'''

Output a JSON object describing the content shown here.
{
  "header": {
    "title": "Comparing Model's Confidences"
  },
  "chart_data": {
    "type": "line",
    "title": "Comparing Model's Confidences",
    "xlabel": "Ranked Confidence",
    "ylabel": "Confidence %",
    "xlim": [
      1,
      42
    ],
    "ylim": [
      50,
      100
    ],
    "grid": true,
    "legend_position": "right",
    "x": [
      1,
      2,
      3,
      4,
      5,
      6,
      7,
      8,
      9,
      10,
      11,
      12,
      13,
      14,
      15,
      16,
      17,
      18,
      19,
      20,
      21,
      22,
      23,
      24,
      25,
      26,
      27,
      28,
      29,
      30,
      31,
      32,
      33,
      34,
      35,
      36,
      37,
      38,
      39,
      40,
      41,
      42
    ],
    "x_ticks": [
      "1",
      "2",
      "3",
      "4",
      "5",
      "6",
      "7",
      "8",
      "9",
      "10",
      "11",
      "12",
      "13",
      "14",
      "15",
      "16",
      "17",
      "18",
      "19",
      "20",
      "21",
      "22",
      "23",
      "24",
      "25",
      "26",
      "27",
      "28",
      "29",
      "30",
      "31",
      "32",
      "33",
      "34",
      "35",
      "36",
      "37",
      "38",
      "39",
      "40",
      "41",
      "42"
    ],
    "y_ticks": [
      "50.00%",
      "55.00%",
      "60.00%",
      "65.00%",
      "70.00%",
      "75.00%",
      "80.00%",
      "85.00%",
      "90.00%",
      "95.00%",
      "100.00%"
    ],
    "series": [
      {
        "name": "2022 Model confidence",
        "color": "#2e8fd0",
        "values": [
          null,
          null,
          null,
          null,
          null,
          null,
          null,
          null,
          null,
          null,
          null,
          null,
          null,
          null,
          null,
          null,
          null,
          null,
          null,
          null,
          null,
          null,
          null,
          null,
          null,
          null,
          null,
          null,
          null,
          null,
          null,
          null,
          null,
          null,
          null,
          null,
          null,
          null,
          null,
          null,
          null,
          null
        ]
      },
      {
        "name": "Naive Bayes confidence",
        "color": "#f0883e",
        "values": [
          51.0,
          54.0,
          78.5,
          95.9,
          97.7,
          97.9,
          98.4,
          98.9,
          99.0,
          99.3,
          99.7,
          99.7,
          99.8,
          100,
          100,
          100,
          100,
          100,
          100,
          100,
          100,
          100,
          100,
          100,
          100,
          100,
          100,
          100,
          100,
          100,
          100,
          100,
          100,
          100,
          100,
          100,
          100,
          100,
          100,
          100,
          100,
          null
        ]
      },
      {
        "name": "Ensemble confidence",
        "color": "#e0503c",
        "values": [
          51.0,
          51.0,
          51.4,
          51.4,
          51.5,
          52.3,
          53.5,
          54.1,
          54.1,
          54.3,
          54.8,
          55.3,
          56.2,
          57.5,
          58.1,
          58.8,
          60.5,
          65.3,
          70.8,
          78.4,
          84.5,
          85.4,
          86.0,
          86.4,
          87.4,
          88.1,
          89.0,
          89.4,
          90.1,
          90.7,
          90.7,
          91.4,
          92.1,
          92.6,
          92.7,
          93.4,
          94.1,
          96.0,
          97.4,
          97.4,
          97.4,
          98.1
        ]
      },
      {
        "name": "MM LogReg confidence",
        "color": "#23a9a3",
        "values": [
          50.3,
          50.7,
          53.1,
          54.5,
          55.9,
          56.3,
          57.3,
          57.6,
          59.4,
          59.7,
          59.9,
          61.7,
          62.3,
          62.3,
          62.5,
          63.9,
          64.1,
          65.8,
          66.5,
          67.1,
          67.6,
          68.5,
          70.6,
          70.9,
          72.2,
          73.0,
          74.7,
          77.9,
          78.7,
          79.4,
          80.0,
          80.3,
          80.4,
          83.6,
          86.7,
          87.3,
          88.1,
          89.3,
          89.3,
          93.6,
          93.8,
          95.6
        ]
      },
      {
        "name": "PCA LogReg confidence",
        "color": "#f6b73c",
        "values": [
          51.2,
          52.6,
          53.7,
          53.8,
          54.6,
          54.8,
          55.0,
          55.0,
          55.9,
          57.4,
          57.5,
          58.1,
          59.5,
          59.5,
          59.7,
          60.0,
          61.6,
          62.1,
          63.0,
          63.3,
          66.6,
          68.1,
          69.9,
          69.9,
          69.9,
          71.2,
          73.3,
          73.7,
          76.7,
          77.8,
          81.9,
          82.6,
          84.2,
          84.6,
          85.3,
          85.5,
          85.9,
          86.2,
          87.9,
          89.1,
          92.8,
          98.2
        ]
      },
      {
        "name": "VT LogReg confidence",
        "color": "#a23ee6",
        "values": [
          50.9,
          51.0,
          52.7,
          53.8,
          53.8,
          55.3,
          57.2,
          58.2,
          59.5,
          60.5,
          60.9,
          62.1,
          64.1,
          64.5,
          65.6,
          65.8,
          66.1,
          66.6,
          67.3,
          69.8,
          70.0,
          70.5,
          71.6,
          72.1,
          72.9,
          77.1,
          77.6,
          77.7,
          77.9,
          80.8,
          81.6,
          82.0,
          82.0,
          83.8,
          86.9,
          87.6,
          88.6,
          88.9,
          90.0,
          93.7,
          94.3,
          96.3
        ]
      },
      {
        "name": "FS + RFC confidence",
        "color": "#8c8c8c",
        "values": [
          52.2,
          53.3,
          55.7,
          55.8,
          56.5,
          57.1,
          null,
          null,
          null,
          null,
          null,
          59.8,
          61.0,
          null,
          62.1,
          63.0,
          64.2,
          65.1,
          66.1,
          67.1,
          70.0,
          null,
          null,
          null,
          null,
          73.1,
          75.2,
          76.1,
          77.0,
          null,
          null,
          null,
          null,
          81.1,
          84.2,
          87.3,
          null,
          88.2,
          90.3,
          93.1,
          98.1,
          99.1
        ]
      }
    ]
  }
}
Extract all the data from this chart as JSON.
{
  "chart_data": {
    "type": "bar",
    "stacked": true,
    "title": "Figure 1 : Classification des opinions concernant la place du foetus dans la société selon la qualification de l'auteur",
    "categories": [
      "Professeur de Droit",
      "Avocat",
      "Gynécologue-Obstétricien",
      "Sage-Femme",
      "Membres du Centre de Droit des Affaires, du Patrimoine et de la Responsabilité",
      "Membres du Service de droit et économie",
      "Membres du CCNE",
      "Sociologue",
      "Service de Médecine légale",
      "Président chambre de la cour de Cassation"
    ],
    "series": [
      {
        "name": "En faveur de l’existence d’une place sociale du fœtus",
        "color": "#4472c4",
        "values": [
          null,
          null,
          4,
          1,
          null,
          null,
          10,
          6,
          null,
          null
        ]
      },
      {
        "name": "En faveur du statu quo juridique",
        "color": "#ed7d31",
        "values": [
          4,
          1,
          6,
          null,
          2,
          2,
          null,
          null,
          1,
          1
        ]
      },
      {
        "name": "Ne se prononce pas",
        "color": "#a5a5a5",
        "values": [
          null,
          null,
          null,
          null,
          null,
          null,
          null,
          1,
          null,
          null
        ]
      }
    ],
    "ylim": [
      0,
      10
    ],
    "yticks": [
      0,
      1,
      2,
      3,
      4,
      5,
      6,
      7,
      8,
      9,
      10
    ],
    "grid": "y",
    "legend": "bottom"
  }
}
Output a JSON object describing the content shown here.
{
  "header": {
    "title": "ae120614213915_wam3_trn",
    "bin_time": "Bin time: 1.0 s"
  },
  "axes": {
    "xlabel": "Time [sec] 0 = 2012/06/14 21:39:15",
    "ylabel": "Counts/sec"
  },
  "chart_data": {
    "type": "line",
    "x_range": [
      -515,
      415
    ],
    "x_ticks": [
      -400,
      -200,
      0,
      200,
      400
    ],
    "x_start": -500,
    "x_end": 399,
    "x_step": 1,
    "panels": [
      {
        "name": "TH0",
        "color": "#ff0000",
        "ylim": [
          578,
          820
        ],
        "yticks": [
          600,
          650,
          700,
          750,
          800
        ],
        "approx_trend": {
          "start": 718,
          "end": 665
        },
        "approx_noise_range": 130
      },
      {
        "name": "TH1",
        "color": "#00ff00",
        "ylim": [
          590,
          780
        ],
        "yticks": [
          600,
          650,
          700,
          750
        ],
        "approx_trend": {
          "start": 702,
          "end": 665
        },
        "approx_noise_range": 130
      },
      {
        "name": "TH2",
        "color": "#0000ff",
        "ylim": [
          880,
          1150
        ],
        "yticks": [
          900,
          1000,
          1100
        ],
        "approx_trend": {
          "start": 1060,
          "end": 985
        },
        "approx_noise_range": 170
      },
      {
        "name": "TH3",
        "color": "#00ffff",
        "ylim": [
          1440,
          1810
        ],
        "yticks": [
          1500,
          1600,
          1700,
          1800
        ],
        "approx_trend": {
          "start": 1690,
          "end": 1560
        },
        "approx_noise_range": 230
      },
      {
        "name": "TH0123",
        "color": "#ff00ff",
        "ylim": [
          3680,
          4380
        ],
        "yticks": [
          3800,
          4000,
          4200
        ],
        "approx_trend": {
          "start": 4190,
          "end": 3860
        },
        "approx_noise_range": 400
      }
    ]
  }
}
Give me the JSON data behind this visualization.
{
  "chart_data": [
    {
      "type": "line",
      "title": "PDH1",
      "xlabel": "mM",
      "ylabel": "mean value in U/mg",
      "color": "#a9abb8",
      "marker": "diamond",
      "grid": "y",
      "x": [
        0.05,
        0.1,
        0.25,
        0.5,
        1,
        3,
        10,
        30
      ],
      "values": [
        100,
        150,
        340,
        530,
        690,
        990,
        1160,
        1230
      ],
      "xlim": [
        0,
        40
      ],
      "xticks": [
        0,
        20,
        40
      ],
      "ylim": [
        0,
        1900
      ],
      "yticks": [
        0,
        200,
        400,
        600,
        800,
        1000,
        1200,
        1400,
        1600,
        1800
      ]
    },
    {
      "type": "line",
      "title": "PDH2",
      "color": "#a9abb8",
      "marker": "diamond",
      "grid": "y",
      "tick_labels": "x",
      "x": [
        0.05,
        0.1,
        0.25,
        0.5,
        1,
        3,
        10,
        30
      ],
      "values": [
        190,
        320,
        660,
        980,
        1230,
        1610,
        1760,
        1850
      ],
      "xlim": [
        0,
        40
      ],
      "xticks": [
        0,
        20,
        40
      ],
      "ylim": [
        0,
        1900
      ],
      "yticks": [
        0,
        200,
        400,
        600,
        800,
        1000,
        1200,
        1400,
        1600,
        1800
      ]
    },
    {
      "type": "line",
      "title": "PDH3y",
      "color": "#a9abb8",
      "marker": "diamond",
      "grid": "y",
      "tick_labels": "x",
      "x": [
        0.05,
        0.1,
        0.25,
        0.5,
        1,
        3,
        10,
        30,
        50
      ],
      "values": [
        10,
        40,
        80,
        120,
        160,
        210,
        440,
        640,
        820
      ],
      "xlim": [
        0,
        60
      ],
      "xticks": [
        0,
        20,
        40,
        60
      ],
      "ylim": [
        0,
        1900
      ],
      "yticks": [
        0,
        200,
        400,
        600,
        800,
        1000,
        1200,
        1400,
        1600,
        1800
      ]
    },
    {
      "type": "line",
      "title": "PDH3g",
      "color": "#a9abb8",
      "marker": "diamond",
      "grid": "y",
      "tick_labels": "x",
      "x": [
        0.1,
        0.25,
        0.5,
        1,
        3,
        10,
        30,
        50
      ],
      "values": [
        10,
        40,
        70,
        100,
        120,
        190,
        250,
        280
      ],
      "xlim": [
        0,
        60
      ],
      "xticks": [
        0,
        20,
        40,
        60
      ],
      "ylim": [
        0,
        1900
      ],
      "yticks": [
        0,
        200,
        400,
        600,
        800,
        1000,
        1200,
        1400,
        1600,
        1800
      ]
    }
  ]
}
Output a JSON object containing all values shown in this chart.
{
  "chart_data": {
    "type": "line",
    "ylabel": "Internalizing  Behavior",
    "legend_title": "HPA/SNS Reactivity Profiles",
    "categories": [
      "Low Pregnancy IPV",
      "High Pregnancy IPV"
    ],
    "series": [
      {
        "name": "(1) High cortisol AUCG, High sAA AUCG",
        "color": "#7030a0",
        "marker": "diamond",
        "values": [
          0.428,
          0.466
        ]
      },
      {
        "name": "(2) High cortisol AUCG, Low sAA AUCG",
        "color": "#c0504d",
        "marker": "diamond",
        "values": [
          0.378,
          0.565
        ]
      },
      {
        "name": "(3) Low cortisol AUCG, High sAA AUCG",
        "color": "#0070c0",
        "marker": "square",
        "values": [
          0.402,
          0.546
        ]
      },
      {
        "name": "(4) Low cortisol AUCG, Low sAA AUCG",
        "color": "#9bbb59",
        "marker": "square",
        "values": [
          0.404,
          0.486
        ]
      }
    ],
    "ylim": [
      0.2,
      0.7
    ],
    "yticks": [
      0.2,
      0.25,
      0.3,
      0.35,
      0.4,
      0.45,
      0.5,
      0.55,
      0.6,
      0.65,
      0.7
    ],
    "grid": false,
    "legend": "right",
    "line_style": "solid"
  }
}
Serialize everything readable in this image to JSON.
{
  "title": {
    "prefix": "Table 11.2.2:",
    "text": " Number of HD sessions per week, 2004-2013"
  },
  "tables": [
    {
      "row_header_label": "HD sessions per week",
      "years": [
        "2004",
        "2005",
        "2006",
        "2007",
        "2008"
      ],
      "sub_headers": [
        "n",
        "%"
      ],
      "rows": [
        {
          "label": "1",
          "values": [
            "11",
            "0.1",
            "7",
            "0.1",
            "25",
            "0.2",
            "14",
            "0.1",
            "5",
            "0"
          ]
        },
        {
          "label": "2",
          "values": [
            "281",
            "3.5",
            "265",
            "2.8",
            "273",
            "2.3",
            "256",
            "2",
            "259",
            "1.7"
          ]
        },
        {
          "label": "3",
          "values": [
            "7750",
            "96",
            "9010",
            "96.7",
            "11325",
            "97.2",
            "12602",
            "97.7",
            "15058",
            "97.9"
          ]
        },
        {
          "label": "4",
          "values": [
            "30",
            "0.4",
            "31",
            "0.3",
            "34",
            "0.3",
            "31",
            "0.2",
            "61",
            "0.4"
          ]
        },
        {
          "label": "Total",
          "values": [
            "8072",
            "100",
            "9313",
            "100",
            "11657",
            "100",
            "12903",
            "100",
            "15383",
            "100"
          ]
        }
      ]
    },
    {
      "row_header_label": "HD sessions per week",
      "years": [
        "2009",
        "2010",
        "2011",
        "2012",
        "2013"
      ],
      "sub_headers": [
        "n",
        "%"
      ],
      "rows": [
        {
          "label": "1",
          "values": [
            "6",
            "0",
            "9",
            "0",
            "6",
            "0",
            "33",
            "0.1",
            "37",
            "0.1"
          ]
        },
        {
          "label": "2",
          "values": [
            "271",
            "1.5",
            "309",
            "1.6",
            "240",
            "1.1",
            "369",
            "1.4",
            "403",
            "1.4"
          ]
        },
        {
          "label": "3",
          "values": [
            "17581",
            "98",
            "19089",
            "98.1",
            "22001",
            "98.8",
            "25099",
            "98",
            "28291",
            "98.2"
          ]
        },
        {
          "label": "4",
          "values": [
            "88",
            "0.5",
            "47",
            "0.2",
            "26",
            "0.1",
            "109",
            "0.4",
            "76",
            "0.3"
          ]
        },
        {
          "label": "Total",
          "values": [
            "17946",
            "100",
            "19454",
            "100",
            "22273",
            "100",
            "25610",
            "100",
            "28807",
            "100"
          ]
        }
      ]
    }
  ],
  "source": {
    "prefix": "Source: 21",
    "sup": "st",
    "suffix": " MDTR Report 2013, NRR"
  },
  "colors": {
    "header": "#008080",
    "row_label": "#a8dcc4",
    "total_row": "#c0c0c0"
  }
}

'''

To be done
Reply with one number only, the count of lines above that hold the string "High".

Worked solution
4